Records to process start

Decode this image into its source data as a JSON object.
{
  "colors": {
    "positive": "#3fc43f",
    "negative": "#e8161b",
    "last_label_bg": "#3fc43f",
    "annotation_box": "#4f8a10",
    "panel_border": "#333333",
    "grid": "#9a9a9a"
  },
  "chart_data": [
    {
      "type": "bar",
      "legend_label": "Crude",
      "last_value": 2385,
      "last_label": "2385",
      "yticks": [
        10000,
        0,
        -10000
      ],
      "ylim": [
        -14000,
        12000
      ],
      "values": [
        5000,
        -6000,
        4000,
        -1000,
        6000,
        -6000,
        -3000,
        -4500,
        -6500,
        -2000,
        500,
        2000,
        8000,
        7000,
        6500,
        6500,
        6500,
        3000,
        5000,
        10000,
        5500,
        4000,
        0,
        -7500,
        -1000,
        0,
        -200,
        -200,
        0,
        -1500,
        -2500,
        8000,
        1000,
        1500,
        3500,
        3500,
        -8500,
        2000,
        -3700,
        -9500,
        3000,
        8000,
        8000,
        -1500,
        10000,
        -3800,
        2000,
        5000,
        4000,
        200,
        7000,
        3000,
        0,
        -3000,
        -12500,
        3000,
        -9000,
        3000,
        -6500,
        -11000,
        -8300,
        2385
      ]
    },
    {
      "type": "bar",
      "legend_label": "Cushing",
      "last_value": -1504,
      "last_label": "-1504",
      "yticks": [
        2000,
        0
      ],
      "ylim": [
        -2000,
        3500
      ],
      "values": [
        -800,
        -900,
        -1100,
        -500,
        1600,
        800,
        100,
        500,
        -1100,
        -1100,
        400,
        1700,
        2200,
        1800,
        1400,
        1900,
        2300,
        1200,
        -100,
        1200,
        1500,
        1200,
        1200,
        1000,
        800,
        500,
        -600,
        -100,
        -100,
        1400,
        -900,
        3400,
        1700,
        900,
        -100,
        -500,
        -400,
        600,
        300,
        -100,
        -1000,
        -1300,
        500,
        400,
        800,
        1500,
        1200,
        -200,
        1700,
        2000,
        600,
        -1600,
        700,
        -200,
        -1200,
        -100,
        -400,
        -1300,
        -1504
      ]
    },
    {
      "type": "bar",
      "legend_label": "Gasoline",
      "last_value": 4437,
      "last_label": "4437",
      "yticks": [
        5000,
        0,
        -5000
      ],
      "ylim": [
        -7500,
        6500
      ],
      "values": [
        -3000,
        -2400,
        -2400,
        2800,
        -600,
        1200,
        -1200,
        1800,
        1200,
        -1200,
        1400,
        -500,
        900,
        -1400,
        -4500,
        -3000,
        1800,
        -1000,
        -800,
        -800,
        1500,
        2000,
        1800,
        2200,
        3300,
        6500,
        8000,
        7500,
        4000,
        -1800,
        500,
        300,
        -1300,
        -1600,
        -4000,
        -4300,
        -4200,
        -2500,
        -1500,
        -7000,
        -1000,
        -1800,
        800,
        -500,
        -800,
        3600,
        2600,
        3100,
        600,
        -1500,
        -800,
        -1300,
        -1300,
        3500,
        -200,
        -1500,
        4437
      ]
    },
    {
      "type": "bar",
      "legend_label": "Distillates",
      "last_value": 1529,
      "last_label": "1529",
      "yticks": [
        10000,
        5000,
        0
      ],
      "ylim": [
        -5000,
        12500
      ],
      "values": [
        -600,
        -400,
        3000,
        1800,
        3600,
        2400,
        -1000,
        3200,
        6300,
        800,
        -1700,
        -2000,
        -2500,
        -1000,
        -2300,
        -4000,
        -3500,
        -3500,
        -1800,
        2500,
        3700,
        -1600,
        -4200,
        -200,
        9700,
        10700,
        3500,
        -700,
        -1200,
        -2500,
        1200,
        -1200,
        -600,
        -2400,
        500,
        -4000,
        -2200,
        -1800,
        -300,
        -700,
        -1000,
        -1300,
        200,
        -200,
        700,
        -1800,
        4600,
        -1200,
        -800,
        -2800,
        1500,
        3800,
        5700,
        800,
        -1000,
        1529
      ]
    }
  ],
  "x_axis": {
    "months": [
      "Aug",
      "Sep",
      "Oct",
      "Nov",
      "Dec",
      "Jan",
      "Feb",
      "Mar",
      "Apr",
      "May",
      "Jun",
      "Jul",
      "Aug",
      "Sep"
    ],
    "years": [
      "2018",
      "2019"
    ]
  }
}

Records to process end

Set task>
Write out every record, exactly as written.

Complete answer>
Decode this image into its source data as a JSON object.
{
  "colors": {
    "positive": "#3fc43f",
    "negative": "#e8161b",
    "last_label_bg": "#3fc43f",
    "annotation_box": "#4f8a10",
    "panel_border": "#333333",
    "grid": "#9a9a9a"
  },
  "chart_data": [
    {
      "type": "bar",
      "legend_label": "Crude",
      "last_value": 2385,
      "last_label": "2385",
      "yticks": [
        10000,
        0,
        -10000
      ],
      "ylim": [
        -14000,
        12000
      ],
      "values": [
        5000,
        -6000,
        4000,
        -1000,
        6000,
        -6000,
        -3000,
        -4500,
        -6500,
        -2000,
        500,
        2000,
        8000,
        7000,
        6500,
        6500,
        6500,
        3000,
        5000,
        10000,
        5500,
        4000,
        0,
        -7500,
        -1000,
        0,
        -200,
        -200,
        0,
        -1500,
        -2500,
        8000,
        1000,
        1500,
        3500,
        3500,
        -8500,
        2000,
        -3700,
        -9500,
        3000,
        8000,
        8000,
        -1500,
        10000,
        -3800,
        2000,
        5000,
        4000,
        200,
        7000,
        3000,
        0,
        -3000,
        -12500,
        3000,
        -9000,
        3000,
        -6500,
        -11000,
        -8300,
        2385
      ]
    },
    {
      "type": "bar",
      "legend_label": "Cushing",
      "last_value": -1504,
      "last_label": "-1504",
      "yticks": [
        2000,
        0
      ],
      "ylim": [
        -2000,
        3500
      ],
      "values": [
        -800,
        -900,
        -1100,
        -500,
        1600,
        800,
        100,
        500,
        -1100,
        -1100,
        400,
        1700,
        2200,
        1800,
        1400,
        1900,
        2300,
        1200,
        -100,
        1200,
        1500,
        1200,
        1200,
        1000,
        800,
        500,
        -600,
        -100,
        -100,
        1400,
        -900,
        3400,
        1700,
        900,
        -100,
        -500,
        -400,
        600,
        300,
        -100,
        -1000,
        -1300,
        500,
        400,
        800,
        1500,
        1200,
        -200,
        1700,
        2000,
        600,
        -1600,
        700,
        -200,
        -1200,
        -100,
        -400,
        -1300,
        -1504
      ]
    },
    {
      "type": "bar",
      "legend_label": "Gasoline",
      "last_value": 4437,
      "last_label": "4437",
      "yticks": [
        5000,
        0,
        -5000
      ],
      "ylim": [
        -7500,
        6500
      ],
      "values": [
        -3000,
        -2400,
        -2400,
        2800,
        -600,
        1200,
        -1200,
        1800,
        1200,
        -1200,
        1400,
        -500,
        900,
        -1400,
        -4500,
        -3000,
        1800,
        -1000,
        -800,
        -800,
        1500,
        2000,
        1800,
        2200,
        3300,
        6500,
        8000,
        7500,
        4000,
        -1800,
        500,
        300,
        -1300,
        -1600,
        -4000,
        -4300,
        -4200,
        -2500,
        -1500,
        -7000,
        -1000,
        -1800,
        800,
        -500,
        -800,
        3600,
        2600,
        3100,
        600,
        -1500,
        -800,
        -1300,
        -1300,
        3500,
        -200,
        -1500,
        4437
      ]
    },
    {
      "type": "bar",
      "legend_label": "Distillates",
      "last_value": 1529,
      "last_label": "1529",
      "yticks": [
        10000,
        5000,
        0
      ],
      "ylim": [
        -5000,
        12500
      ],
      "values": [
        -600,
        -400,
        3000,
        1800,
        3600,
        2400,
        -1000,
        3200,
        6300,
        800,
        -1700,
        -2000,
        -2500,
        -1000,
        -2300,
        -4000,
        -3500,
        -3500,
        -1800,
        2500,
        3700,
        -1600,
        -4200,
        -200,
        9700,
        10700,
        3500,
        -700,
        -1200,
        -2500,
        1200,
        -1200,
        -600,
        -2400,
        500,
        -4000,
        -2200,
        -1800,
        -300,
        -700,
        -1000,
        -1300,
        200,
        -200,
        700,
        -1800,
        4600,
        -1200,
        -800,
        -2800,
        1500,
        3800,
        5700,
        800,
        -1000,
        1529
      ]
    }
  ],
  "x_axis": {
    "months": [
      "Aug",
      "Sep",
      "Oct",
      "Nov",
      "Dec",
      "Jan",
      "Feb",
      "Mar",
      "Apr",
      "May",
      "Jun",
      "Jul",
      "Aug",
      "Sep"
    ],
    "years": [
      "2018",
      "2019"
    ]
  }
}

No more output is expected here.